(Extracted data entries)
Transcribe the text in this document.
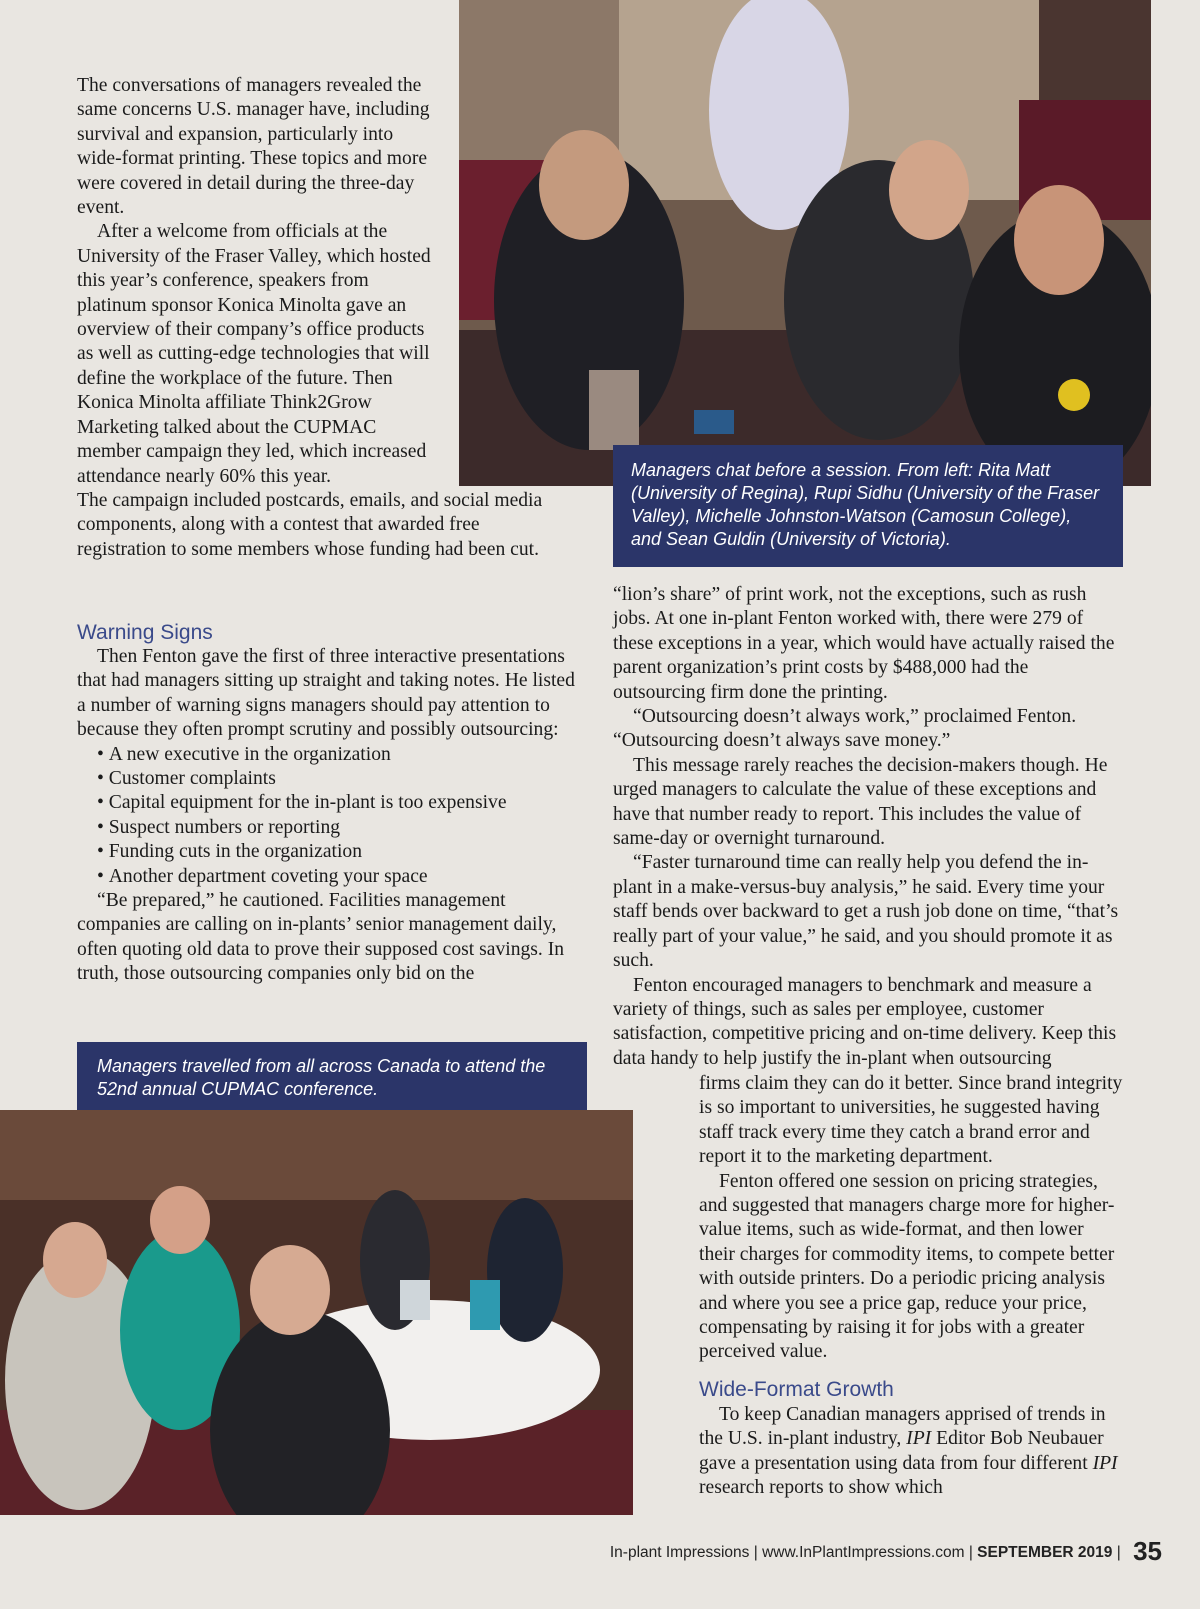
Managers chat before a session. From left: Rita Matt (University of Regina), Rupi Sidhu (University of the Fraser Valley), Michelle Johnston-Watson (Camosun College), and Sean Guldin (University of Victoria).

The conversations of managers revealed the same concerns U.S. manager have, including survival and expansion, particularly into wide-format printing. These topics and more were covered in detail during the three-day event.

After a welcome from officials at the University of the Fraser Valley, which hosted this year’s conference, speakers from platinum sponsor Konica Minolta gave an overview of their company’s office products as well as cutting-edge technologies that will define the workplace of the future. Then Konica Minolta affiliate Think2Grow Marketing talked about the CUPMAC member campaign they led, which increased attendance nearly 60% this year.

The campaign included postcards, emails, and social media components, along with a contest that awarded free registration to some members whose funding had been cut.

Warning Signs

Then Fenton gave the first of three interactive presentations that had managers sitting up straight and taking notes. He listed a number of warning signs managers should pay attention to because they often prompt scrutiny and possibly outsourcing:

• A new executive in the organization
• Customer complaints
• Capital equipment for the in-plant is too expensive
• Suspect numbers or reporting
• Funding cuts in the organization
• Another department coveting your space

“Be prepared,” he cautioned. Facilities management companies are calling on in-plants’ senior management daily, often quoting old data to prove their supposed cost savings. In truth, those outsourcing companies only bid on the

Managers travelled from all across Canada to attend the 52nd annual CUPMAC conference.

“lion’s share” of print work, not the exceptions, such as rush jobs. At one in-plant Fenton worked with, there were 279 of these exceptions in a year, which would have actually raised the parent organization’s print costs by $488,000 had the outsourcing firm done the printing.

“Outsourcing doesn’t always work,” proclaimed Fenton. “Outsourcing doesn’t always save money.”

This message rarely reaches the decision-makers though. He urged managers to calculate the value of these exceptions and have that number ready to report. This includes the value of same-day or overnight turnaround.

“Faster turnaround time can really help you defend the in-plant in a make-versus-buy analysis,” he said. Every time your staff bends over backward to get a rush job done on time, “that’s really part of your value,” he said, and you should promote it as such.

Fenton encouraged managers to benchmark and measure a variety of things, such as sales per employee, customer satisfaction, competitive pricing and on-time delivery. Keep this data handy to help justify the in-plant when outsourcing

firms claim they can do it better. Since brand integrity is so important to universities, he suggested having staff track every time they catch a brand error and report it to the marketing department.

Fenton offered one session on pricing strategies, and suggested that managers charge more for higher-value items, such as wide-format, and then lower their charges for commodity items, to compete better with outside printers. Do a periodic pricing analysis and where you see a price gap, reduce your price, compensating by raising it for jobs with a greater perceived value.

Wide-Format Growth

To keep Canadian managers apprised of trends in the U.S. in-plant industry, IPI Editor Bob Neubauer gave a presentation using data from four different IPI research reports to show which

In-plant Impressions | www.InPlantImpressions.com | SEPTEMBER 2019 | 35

__WORK TO BE COMPLETED__. Reproduce every line exactly and omit all pictures.

__TASK RESPONSE__.
Transcribe the text in this document.
Managers chat before a session. From left: Rita Matt (University of Regina), Rupi Sidhu (University of the Fraser Valley), Michelle Johnston-Watson (Camosun College), and Sean Guldin (University of Victoria).

The conversations of managers revealed the same concerns U.S. manager have, including survival and expansion, particularly into wide-format printing. These topics and more were covered in detail during the three-day event.

After a welcome from officials at the University of the Fraser Valley, which hosted this year’s conference, speakers from platinum sponsor Konica Minolta gave an overview of their company’s office products as well as cutting-edge technologies that will define the workplace of the future. Then Konica Minolta affiliate Think2Grow Marketing talked about the CUPMAC member campaign they led, which increased attendance nearly 60% this year.

The campaign included postcards, emails, and social media components, along with a contest that awarded free registration to some members whose funding had been cut.

Warning Signs

Then Fenton gave the first of three interactive presentations that had managers sitting up straight and taking notes. He listed a number of warning signs managers should pay attention to because they often prompt scrutiny and possibly outsourcing:

• A new executive in the organization
• Customer complaints
• Capital equipment for the in-plant is too expensive
• Suspect numbers or reporting
• Funding cuts in the organization
• Another department coveting your space

“Be prepared,” he cautioned. Facilities management companies are calling on in-plants’ senior management daily, often quoting old data to prove their supposed cost savings. In truth, those outsourcing companies only bid on the

Managers travelled from all across Canada to attend the 52nd annual CUPMAC conference.

“lion’s share” of print work, not the exceptions, such as rush jobs. At one in-plant Fenton worked with, there were 279 of these exceptions in a year, which would have actually raised the parent organization’s print costs by $488,000 had the outsourcing firm done the printing.

“Outsourcing doesn’t always work,” proclaimed Fenton. “Outsourcing doesn’t always save money.”

This message rarely reaches the decision-makers though. He urged managers to calculate the value of these exceptions and have that number ready to report. This includes the value of same-day or overnight turnaround.

“Faster turnaround time can really help you defend the in-plant in a make-versus-buy analysis,” he said. Every time your staff bends over backward to get a rush job done on time, “that’s really part of your value,” he said, and you should promote it as such.

Fenton encouraged managers to benchmark and measure a variety of things, such as sales per employee, customer satisfaction, competitive pricing and on-time delivery. Keep this data handy to help justify the in-plant when outsourcing

firms claim they can do it better. Since brand integrity is so important to universities, he suggested having staff track every time they catch a brand error and report it to the marketing department.

Fenton offered one session on pricing strategies, and suggested that managers charge more for higher-value items, such as wide-format, and then lower their charges for commodity items, to compete better with outside printers. Do a periodic pricing analysis and where you see a price gap, reduce your price, compensating by raising it for jobs with a greater perceived value.

Wide-Format Growth

To keep Canadian managers apprised of trends in the U.S. in-plant industry, IPI Editor Bob Neubauer gave a presentation using data from four different IPI research reports to show which

In-plant Impressions | www.InPlantImpressions.com | SEPTEMBER 2019 | 35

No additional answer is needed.